Locate the line containing "Extract all the data from this chart as JSON." in the material below; repeat it and every line after it, exactly as written.

— start of PROVIDED DATA —

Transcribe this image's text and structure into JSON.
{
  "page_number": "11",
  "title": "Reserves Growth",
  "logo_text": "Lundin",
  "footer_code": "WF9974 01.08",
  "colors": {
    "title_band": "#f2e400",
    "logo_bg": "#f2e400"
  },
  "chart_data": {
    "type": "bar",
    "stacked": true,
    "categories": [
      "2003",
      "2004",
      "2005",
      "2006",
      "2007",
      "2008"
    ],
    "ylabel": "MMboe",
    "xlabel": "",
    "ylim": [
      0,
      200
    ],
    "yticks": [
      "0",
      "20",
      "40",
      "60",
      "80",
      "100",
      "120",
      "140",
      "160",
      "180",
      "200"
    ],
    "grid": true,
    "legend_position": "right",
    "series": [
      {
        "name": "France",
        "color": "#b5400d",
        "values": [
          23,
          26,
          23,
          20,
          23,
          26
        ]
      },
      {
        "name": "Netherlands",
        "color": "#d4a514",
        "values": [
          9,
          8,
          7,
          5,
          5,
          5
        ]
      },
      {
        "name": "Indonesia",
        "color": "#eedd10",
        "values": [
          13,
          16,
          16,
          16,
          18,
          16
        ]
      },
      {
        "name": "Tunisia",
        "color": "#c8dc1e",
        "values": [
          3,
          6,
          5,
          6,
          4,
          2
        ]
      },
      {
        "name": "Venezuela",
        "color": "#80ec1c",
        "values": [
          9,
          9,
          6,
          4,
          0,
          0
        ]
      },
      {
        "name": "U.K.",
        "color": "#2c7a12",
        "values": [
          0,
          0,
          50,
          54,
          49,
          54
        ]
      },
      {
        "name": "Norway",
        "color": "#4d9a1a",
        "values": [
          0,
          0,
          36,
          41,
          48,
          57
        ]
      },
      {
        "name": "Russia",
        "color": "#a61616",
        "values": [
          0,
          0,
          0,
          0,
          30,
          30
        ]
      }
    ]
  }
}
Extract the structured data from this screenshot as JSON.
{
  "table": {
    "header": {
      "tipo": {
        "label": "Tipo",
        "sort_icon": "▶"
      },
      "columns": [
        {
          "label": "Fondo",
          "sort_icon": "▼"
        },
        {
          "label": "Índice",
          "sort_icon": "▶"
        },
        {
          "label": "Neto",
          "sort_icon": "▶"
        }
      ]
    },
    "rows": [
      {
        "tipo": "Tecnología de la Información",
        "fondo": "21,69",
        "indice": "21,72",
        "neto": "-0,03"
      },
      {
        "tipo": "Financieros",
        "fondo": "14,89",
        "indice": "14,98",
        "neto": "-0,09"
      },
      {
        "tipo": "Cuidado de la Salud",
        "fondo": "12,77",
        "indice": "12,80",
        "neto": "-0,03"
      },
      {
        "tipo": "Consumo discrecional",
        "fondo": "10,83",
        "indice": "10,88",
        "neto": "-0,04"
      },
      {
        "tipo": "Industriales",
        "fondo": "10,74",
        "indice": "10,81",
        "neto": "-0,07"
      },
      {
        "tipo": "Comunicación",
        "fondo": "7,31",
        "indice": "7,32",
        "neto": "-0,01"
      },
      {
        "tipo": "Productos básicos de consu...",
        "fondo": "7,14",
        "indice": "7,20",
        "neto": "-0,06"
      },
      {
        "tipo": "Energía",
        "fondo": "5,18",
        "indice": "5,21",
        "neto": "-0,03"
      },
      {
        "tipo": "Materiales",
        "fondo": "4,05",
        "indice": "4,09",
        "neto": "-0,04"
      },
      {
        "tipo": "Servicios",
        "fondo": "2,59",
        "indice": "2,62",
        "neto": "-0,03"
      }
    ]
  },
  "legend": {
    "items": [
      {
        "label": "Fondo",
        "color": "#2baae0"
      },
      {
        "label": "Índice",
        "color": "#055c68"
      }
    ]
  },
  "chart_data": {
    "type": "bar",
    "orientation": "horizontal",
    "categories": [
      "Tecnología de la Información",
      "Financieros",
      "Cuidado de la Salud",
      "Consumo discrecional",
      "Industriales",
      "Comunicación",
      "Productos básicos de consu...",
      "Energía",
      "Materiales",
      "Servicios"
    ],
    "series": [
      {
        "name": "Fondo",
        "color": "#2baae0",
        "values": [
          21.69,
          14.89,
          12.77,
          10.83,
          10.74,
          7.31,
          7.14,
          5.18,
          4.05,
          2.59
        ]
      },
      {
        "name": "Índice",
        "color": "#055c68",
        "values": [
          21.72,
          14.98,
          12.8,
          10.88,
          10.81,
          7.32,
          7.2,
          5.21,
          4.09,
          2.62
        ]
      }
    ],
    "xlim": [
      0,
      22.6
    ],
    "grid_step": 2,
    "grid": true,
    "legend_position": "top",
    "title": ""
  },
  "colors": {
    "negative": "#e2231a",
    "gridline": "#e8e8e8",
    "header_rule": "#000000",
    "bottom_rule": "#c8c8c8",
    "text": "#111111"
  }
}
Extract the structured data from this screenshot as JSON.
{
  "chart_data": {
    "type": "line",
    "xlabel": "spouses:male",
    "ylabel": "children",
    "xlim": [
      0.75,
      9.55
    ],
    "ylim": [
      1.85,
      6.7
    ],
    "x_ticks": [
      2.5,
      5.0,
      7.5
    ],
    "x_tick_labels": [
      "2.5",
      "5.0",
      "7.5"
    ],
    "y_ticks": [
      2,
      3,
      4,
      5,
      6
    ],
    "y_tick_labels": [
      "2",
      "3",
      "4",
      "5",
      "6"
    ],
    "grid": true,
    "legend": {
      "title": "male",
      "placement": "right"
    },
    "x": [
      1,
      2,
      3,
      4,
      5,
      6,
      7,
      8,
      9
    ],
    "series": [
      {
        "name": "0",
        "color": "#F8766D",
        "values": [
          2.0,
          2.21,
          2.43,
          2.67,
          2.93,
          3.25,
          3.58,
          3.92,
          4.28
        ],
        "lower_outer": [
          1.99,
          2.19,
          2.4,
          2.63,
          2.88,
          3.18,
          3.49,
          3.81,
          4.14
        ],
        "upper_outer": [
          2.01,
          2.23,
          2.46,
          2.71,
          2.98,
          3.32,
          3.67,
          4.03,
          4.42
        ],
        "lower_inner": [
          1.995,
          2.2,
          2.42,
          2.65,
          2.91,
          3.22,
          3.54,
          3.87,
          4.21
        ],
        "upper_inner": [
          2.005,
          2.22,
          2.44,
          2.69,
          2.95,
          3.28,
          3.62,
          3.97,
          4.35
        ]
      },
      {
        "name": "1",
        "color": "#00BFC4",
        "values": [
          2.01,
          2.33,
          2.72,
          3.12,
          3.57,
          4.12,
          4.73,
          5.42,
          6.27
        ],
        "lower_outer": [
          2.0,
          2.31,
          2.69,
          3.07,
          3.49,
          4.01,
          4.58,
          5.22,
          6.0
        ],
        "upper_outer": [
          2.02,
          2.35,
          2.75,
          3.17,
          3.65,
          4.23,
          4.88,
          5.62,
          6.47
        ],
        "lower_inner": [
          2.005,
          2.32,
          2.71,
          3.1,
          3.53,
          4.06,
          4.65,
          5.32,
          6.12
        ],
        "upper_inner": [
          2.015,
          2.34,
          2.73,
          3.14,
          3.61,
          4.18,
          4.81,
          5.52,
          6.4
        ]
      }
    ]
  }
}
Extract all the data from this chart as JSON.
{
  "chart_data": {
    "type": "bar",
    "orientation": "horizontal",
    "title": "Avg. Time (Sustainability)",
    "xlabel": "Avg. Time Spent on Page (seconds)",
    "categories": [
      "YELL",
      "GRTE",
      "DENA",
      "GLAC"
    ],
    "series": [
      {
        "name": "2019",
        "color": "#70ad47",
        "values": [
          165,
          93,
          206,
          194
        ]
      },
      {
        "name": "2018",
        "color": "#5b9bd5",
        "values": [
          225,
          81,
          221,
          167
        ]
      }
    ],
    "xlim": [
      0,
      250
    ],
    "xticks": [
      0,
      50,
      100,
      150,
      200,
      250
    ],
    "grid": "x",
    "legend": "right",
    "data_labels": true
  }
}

— end of PROVIDED DATA —

* SOLUTION BELOW
Extract all the data from this chart as JSON.
{
  "chart_data": {
    "type": "bar",
    "orientation": "horizontal",
    "title": "Avg. Time (Sustainability)",
    "xlabel": "Avg. Time Spent on Page (seconds)",
    "categories": [
      "YELL",
      "GRTE",
      "DENA",
      "GLAC"
    ],
    "series": [
      {
        "name": "2019",
        "color": "#70ad47",
        "values": [
          165,
          93,
          206,
          194
        ]
      },
      {
        "name": "2018",
        "color": "#5b9bd5",
        "values": [
          225,
          81,
          221,
          167
        ]
      }
    ],
    "xlim": [
      0,
      250
    ],
    "xticks": [
      0,
      50,
      100,
      150,
      200,
      250
    ],
    "grid": "x",
    "legend": "right",
    "data_labels": true
  }
}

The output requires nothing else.